- Task
Update the lines running from the line with "Patent image size: (956, 570)." up to and including the line with "The diamond body 401 is at (198, 347)." by putting "sectional view" in place of "cross-sectional view". Leave everything else unchanged.

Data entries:
────
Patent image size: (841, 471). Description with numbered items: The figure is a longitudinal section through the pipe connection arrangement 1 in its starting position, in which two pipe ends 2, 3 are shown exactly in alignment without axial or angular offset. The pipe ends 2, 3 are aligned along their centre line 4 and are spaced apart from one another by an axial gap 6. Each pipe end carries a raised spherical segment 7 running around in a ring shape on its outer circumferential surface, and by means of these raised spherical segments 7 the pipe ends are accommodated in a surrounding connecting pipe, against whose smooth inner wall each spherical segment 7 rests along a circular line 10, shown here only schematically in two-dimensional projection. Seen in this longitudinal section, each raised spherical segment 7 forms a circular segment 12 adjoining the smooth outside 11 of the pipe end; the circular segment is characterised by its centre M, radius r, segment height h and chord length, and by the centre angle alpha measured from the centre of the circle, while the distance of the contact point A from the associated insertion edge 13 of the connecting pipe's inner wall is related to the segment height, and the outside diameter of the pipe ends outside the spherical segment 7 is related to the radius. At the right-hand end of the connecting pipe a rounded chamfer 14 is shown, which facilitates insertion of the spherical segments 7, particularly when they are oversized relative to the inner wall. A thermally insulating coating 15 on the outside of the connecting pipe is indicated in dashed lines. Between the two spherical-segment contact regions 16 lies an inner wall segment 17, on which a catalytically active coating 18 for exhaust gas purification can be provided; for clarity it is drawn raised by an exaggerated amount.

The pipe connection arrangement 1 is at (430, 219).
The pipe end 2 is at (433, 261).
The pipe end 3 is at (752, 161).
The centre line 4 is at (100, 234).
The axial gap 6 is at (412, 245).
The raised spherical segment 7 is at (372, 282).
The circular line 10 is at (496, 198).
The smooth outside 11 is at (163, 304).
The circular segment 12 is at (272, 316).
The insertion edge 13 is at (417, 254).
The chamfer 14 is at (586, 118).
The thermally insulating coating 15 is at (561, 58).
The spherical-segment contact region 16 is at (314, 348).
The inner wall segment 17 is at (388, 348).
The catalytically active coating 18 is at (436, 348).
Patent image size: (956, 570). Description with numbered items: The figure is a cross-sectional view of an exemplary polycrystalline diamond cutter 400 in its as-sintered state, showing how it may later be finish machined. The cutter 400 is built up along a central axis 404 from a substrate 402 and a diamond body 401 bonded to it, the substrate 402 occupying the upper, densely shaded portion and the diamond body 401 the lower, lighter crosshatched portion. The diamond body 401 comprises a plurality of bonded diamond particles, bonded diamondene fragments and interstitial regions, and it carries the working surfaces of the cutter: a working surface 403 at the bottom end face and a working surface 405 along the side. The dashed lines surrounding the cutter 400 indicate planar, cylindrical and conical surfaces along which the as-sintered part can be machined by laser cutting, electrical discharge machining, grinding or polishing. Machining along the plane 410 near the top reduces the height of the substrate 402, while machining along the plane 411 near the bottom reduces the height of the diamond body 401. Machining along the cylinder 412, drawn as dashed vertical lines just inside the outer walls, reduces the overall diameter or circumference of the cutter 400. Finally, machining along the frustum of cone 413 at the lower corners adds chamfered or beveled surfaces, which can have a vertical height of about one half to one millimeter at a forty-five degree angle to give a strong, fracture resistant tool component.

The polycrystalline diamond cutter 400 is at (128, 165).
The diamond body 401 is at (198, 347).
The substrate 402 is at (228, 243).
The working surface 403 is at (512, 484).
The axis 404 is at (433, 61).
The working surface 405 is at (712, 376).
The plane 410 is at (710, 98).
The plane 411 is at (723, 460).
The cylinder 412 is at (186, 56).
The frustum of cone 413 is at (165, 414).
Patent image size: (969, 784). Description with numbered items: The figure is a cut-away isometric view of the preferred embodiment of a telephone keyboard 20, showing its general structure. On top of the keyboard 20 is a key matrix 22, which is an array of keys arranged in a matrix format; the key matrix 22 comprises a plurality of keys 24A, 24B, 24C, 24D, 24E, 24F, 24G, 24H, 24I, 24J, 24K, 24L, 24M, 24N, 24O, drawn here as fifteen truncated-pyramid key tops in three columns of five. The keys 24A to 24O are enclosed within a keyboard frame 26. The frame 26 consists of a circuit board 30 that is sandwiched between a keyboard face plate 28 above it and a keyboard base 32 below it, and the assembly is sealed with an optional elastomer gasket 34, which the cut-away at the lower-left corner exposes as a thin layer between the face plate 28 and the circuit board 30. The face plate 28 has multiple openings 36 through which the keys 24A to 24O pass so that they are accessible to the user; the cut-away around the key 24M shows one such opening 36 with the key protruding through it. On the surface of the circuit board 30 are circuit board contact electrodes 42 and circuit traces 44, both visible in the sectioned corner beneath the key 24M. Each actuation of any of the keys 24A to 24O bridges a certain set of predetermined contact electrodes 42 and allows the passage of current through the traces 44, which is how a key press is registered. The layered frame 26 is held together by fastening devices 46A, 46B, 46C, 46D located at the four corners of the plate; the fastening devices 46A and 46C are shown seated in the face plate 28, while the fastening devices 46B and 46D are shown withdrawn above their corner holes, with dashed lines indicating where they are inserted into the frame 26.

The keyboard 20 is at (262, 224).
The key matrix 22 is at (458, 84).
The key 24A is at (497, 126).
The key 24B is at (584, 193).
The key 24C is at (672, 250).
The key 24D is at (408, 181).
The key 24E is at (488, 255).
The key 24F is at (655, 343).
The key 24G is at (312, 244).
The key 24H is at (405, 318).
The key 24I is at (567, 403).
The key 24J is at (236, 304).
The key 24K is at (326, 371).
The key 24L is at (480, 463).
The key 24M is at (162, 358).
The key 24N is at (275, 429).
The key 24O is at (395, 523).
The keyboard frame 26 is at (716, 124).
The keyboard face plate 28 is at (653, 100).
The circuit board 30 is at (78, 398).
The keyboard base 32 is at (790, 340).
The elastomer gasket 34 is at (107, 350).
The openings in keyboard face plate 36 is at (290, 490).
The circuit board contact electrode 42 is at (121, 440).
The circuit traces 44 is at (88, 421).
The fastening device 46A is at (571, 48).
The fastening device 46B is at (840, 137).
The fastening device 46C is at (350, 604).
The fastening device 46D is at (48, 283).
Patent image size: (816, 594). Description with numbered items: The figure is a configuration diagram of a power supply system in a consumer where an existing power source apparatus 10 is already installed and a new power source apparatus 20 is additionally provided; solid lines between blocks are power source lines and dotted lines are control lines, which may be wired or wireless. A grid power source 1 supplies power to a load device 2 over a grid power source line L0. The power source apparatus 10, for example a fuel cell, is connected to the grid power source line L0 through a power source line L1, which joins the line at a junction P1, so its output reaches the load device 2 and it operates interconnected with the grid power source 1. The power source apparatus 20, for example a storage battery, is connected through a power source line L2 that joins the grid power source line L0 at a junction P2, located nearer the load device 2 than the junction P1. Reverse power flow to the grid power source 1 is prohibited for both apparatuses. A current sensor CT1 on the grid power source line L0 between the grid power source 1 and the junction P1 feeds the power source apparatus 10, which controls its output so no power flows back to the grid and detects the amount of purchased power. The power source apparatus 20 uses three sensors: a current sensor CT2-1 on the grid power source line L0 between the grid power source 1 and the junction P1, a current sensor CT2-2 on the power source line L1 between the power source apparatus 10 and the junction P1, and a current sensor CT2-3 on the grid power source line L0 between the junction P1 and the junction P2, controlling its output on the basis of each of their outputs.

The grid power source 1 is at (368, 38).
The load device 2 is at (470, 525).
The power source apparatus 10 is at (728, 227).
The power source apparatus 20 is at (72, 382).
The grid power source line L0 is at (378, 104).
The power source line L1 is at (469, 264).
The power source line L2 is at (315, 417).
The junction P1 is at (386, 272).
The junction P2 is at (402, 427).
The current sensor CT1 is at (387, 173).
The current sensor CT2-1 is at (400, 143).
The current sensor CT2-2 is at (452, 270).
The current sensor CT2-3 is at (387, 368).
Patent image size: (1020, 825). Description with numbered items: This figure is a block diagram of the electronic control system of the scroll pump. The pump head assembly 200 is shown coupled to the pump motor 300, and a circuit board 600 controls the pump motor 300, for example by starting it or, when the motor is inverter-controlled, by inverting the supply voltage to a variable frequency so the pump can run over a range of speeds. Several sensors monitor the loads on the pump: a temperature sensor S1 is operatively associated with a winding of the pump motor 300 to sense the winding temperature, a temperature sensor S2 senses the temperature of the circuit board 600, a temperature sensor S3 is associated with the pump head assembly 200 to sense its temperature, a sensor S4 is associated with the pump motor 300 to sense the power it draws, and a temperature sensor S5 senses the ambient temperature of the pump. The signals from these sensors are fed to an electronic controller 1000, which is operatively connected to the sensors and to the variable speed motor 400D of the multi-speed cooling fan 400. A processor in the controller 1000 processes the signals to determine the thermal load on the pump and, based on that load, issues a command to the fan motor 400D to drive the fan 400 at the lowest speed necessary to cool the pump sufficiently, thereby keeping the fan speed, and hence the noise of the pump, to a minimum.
────
- Response to this task
Patent image size: (956, 570). Description with numbered items: The figure is a sectional view of an exemplary polycrystalline diamond cutter 400 in its as-sintered state, showing how it may later be finish machined. The cutter 400 is built up along a central axis 404 from a substrate 402 and a diamond body 401 bonded to it, the substrate 402 occupying the upper, densely shaded portion and the diamond body 401 the lower, lighter crosshatched portion. The diamond body 401 comprises a plurality of bonded diamond particles, bonded diamondene fragments and interstitial regions, and it carries the working surfaces of the cutter: a working surface 403 at the bottom end face and a working surface 405 along the side. The dashed lines surrounding the cutter 400 indicate planar, cylindrical and conical surfaces along which the as-sintered part can be machined by laser cutting, electrical discharge machining, grinding or polishing. Machining along the plane 410 near the top reduces the height of the substrate 402, while machining along the plane 411 near the bottom reduces the height of the diamond body 401. Machining along the cylinder 412, drawn as dashed vertical lines just inside the outer walls, reduces the overall diameter or circumference of the cutter 400. Finally, machining along the frustum of cone 413 at the lower corners adds chamfered or beveled surfaces, which can have a vertical height of about one half to one millimeter at a forty-five degree angle to give a strong, fracture resistant tool component.

The polycrystalline diamond cutter 400 is at (128, 165).
The diamond body 401 is at (198, 347).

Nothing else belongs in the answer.